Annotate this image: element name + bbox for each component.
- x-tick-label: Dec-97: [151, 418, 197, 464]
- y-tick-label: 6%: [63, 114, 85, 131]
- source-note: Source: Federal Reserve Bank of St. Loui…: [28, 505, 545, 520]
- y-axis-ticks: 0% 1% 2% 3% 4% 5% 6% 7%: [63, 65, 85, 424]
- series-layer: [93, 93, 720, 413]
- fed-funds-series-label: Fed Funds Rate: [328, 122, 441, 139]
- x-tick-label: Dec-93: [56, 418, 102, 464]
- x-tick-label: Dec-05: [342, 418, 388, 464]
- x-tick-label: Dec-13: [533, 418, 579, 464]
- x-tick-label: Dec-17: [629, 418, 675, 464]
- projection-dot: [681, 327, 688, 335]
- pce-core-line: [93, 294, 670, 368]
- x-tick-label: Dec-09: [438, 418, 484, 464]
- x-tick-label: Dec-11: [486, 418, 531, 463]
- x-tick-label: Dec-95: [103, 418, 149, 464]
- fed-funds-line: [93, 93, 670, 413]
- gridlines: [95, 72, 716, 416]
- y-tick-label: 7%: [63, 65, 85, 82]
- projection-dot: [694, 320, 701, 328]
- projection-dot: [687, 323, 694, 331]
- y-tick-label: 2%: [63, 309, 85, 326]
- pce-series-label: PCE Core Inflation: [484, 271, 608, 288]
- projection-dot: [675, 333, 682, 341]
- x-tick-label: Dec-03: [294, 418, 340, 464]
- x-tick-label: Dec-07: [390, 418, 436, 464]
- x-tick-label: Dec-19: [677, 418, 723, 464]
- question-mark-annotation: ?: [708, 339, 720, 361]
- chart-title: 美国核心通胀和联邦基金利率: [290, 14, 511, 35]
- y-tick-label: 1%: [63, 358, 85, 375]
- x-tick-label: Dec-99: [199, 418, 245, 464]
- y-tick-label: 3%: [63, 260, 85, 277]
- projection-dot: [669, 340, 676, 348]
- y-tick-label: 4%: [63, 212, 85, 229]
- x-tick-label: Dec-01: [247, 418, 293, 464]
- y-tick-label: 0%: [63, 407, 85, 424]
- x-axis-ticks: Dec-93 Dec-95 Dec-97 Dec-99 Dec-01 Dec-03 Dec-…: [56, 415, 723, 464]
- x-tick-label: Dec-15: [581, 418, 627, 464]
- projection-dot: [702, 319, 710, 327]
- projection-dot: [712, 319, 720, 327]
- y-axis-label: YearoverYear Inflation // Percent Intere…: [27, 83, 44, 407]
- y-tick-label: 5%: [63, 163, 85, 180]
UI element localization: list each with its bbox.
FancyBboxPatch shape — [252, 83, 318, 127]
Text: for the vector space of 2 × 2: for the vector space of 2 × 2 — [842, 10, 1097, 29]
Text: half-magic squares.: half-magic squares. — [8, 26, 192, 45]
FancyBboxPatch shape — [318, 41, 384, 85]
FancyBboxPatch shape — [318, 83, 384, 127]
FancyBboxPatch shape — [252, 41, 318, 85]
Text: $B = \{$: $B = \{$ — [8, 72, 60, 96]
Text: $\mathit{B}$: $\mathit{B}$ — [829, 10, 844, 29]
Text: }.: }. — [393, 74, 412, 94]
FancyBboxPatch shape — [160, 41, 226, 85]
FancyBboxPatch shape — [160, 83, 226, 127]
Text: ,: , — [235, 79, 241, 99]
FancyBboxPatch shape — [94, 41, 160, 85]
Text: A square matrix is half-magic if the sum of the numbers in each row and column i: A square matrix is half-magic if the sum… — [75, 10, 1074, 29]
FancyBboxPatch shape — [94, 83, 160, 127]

━━━━━━

### Task description
Copy out every line of the items above, character for character, keeping the original order.

### Answer for the task
Annotate this image: element name + bbox for each component.
- x-tick-label: Dec-97: [151, 418, 197, 464]
- y-tick-label: 6%: [63, 114, 85, 131]
- source-note: Source: Federal Reserve Bank of St. Loui…: [28, 505, 545, 520]
- y-axis-ticks: 0% 1% 2% 3% 4% 5% 6% 7%: [63, 65, 85, 424]
- series-layer: [93, 93, 720, 413]
- fed-funds-series-label: Fed Funds Rate: [328, 122, 441, 139]
- x-tick-label: Dec-93: [56, 418, 102, 464]
- x-tick-label: Dec-05: [342, 418, 388, 464]
- x-tick-label: Dec-13: [533, 418, 579, 464]
- x-tick-label: Dec-17: [629, 418, 675, 464]
- projection-dot: [681, 327, 688, 335]
- pce-core-line: [93, 294, 670, 368]
- x-tick-label: Dec-09: [438, 418, 484, 464]
- x-tick-label: Dec-11: [486, 418, 531, 463]
- x-tick-label: Dec-95: [103, 418, 149, 464]
- fed-funds-line: [93, 93, 670, 413]
- gridlines: [95, 72, 716, 416]
- y-tick-label: 7%: [63, 65, 85, 82]
- projection-dot: [694, 320, 701, 328]
- projection-dot: [687, 323, 694, 331]
- y-tick-label: 2%: [63, 309, 85, 326]
- pce-series-label: PCE Core Inflation: [484, 271, 608, 288]
- projection-dot: [675, 333, 682, 341]
- x-tick-label: Dec-03: [294, 418, 340, 464]
- x-tick-label: Dec-07: [390, 418, 436, 464]
- x-tick-label: Dec-19: [677, 418, 723, 464]
- question-mark-annotation: ?: [708, 339, 720, 361]
- chart-title: 美国核心通胀和联邦基金利率: [290, 14, 511, 35]
- y-tick-label: 1%: [63, 358, 85, 375]
- x-tick-label: Dec-99: [199, 418, 245, 464]
- y-tick-label: 3%: [63, 260, 85, 277]
- projection-dot: [669, 340, 676, 348]
- y-tick-label: 4%: [63, 212, 85, 229]
- x-tick-label: Dec-01: [247, 418, 293, 464]
- y-tick-label: 0%: [63, 407, 85, 424]
- x-axis-ticks: Dec-93 Dec-95 Dec-97 Dec-99 Dec-01 Dec-03 Dec-…: [56, 415, 723, 464]
- x-tick-label: Dec-15: [581, 418, 627, 464]
- projection-dot: [702, 319, 710, 327]
- projection-dot: [712, 319, 720, 327]
- y-axis-label: YearoverYear Inflation // Percent Intere…: [27, 83, 44, 407]
- y-tick-label: 5%: [63, 163, 85, 180]
UI element localization: list each with its bbox.
FancyBboxPatch shape — [252, 83, 318, 127]
Text: for the vector space of 2 × 2: for the vector space of 2 × 2 — [842, 10, 1097, 29]
Text: half-magic squares.: half-magic squares. — [8, 26, 192, 45]
FancyBboxPatch shape — [318, 41, 384, 85]
FancyBboxPatch shape — [318, 83, 384, 127]
FancyBboxPatch shape — [252, 41, 318, 85]
Text: $B = \{$: $B = \{$ — [8, 72, 60, 96]
Text: $\mathit{B}$: $\mathit{B}$ — [829, 10, 844, 29]
Text: }.: }. — [393, 74, 412, 94]
FancyBboxPatch shape — [160, 41, 226, 85]
FancyBboxPatch shape — [160, 83, 226, 127]
Text: ,: , — [235, 79, 241, 99]
FancyBboxPatch shape — [94, 41, 160, 85]
Text: A square matrix is half-magic if the sum of the numbers in each row and column i: A square matrix is half-magic if the sum… — [75, 10, 1074, 29]
FancyBboxPatch shape — [94, 83, 160, 127]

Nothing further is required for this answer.